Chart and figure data
## Start

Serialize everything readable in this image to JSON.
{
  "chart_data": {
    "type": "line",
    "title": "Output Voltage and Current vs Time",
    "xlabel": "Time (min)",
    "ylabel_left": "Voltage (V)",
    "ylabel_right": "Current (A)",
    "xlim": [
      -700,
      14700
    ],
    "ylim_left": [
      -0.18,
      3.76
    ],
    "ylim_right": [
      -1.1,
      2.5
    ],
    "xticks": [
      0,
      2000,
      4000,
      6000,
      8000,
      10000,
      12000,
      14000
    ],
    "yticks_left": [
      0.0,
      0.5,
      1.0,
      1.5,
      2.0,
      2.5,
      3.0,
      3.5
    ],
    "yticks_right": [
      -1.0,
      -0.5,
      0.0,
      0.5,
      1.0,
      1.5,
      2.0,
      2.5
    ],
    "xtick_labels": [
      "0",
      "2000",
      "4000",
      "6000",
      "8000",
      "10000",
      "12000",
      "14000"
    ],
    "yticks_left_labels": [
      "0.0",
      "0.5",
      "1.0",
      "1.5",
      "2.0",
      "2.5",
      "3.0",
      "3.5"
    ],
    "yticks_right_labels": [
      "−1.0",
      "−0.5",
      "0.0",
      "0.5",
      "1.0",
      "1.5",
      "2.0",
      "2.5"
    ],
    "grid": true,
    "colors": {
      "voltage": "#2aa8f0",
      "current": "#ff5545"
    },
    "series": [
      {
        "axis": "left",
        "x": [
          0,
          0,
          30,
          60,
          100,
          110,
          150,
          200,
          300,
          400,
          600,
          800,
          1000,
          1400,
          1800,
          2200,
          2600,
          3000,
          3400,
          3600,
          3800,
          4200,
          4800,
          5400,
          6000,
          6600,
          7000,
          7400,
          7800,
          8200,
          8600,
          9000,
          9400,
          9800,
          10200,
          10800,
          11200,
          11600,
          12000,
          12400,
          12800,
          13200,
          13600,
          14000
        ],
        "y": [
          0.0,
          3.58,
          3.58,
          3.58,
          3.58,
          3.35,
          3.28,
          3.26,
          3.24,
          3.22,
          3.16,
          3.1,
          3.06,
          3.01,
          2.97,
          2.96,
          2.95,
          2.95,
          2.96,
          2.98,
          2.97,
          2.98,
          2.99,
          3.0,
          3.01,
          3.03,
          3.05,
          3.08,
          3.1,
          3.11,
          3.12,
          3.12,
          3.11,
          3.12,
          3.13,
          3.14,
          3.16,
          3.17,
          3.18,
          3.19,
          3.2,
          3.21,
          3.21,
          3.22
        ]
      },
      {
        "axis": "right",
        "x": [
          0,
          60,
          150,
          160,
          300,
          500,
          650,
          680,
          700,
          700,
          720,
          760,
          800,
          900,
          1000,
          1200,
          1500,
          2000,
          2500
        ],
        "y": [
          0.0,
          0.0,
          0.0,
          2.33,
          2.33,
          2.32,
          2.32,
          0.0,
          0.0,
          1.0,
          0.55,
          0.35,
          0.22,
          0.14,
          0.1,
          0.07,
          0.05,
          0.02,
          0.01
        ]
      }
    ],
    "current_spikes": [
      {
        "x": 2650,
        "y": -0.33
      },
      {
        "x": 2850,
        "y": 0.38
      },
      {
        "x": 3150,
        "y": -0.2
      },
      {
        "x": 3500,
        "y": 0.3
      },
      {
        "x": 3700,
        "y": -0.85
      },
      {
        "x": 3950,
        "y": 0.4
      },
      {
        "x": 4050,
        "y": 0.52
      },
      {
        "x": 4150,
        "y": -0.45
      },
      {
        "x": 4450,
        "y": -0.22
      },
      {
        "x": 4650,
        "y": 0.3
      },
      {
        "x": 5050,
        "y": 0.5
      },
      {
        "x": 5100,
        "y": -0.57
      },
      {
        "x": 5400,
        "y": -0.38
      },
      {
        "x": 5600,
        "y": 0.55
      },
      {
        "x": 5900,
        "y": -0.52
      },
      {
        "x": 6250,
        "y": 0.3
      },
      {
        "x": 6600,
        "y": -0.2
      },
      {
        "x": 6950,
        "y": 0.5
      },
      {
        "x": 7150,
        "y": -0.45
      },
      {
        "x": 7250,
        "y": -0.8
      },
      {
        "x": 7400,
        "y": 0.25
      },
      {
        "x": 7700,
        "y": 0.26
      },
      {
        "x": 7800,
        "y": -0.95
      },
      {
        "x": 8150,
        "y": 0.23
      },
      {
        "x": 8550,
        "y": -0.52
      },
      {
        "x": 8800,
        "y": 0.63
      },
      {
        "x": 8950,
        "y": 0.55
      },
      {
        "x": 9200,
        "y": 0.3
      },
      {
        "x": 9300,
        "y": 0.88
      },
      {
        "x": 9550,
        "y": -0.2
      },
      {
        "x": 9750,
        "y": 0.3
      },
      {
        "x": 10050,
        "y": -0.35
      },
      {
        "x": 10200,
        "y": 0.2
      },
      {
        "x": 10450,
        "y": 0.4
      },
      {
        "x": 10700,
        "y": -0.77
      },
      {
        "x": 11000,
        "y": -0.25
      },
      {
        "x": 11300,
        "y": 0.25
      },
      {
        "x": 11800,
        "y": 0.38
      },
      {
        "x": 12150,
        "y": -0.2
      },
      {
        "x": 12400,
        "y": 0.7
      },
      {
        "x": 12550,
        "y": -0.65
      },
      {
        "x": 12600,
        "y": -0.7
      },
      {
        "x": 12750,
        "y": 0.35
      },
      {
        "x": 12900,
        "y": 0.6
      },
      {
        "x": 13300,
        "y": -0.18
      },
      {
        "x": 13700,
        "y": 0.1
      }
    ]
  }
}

## End

◆ DO THIS ◆
The records above must be repeated exactly, every one of them.

◆ FINISHED EXERCISE ◆
Serialize everything readable in this image to JSON.
{
  "chart_data": {
    "type": "line",
    "title": "Output Voltage and Current vs Time",
    "xlabel": "Time (min)",
    "ylabel_left": "Voltage (V)",
    "ylabel_right": "Current (A)",
    "xlim": [
      -700,
      14700
    ],
    "ylim_left": [
      -0.18,
      3.76
    ],
    "ylim_right": [
      -1.1,
      2.5
    ],
    "xticks": [
      0,
      2000,
      4000,
      6000,
      8000,
      10000,
      12000,
      14000
    ],
    "yticks_left": [
      0.0,
      0.5,
      1.0,
      1.5,
      2.0,
      2.5,
      3.0,
      3.5
    ],
    "yticks_right": [
      -1.0,
      -0.5,
      0.0,
      0.5,
      1.0,
      1.5,
      2.0,
      2.5
    ],
    "xtick_labels": [
      "0",
      "2000",
      "4000",
      "6000",
      "8000",
      "10000",
      "12000",
      "14000"
    ],
    "yticks_left_labels": [
      "0.0",
      "0.5",
      "1.0",
      "1.5",
      "2.0",
      "2.5",
      "3.0",
      "3.5"
    ],
    "yticks_right_labels": [
      "−1.0",
      "−0.5",
      "0.0",
      "0.5",
      "1.0",
      "1.5",
      "2.0",
      "2.5"
    ],
    "grid": true,
    "colors": {
      "voltage": "#2aa8f0",
      "current": "#ff5545"
    },
    "series": [
      {
        "axis": "left",
        "x": [
          0,
          0,
          30,
          60,
          100,
          110,
          150,
          200,
          300,
          400,
          600,
          800,
          1000,
          1400,
          1800,
          2200,
          2600,
          3000,
          3400,
          3600,
          3800,
          4200,
          4800,
          5400,
          6000,
          6600,
          7000,
          7400,
          7800,
          8200,
          8600,
          9000,
          9400,
          9800,
          10200,
          10800,
          11200,
          11600,
          12000,
          12400,
          12800,
          13200,
          13600,
          14000
        ],
        "y": [
          0.0,
          3.58,
          3.58,
          3.58,
          3.58,
          3.35,
          3.28,
          3.26,
          3.24,
          3.22,
          3.16,
          3.1,
          3.06,
          3.01,
          2.97,
          2.96,
          2.95,
          2.95,
          2.96,
          2.98,
          2.97,
          2.98,
          2.99,
          3.0,
          3.01,
          3.03,
          3.05,
          3.08,
          3.1,
          3.11,
          3.12,
          3.12,
          3.11,
          3.12,
          3.13,
          3.14,
          3.16,
          3.17,
          3.18,
          3.19,
          3.2,
          3.21,
          3.21,
          3.22
        ]
      },
      {
        "axis": "right",
        "x": [
          0,
          60,
          150,
          160,
          300,
          500,
          650,
          680,
          700,
          700,
          720,
          760,
          800,
          900,
          1000,
          1200,
          1500,
          2000,
          2500
        ],
        "y": [
          0.0,
          0.0,
          0.0,
          2.33,
          2.33,
          2.32,
          2.32,
          0.0,
          0.0,
          1.0,
          0.55,
          0.35,
          0.22,
          0.14,
          0.1,
          0.07,
          0.05,
          0.02,
          0.01
        ]
      }
    ],
    "current_spikes": [
      {
        "x": 2650,
        "y": -0.33
      },
      {
        "x": 2850,
        "y": 0.38
      },
      {
        "x": 3150,
        "y": -0.2
      },
      {
        "x": 3500,
        "y": 0.3
      },
      {
        "x": 3700,
        "y": -0.85
      },
      {
        "x": 3950,
        "y": 0.4
      },
      {
        "x": 4050,
        "y": 0.52
      },
      {
        "x": 4150,
        "y": -0.45
      },
      {
        "x": 4450,
        "y": -0.22
      },
      {
        "x": 4650,
        "y": 0.3
      },
      {
        "x": 5050,
        "y": 0.5
      },
      {
        "x": 5100,
        "y": -0.57
      },
      {
        "x": 5400,
        "y": -0.38
      },
      {
        "x": 5600,
        "y": 0.55
      },
      {
        "x": 5900,
        "y": -0.52
      },
      {
        "x": 6250,
        "y": 0.3
      },
      {
        "x": 6600,
        "y": -0.2
      },
      {
        "x": 6950,
        "y": 0.5
      },
      {
        "x": 7150,
        "y": -0.45
      },
      {
        "x": 7250,
        "y": -0.8
      },
      {
        "x": 7400,
        "y": 0.25
      },
      {
        "x": 7700,
        "y": 0.26
      },
      {
        "x": 7800,
        "y": -0.95
      },
      {
        "x": 8150,
        "y": 0.23
      },
      {
        "x": 8550,
        "y": -0.52
      },
      {
        "x": 8800,
        "y": 0.63
      },
      {
        "x": 8950,
        "y": 0.55
      },
      {
        "x": 9200,
        "y": 0.3
      },
      {
        "x": 9300,
        "y": 0.88
      },
      {
        "x": 9550,
        "y": -0.2
      },
      {
        "x": 9750,
        "y": 0.3
      },
      {
        "x": 10050,
        "y": -0.35
      },
      {
        "x": 10200,
        "y": 0.2
      },
      {
        "x": 10450,
        "y": 0.4
      },
      {
        "x": 10700,
        "y": -0.77
      },
      {
        "x": 11000,
        "y": -0.25
      },
      {
        "x": 11300,
        "y": 0.25
      },
      {
        "x": 11800,
        "y": 0.38
      },
      {
        "x": 12150,
        "y": -0.2
      },
      {
        "x": 12400,
        "y": 0.7
      },
      {
        "x": 12550,
        "y": -0.65
      },
      {
        "x": 12600,
        "y": -0.7
      },
      {
        "x": 12750,
        "y": 0.35
      },
      {
        "x": 12900,
        "y": 0.6
      },
      {
        "x": 13300,
        "y": -0.18
      },
      {
        "x": 13700,
        "y": 0.1
      }
    ]
  }
}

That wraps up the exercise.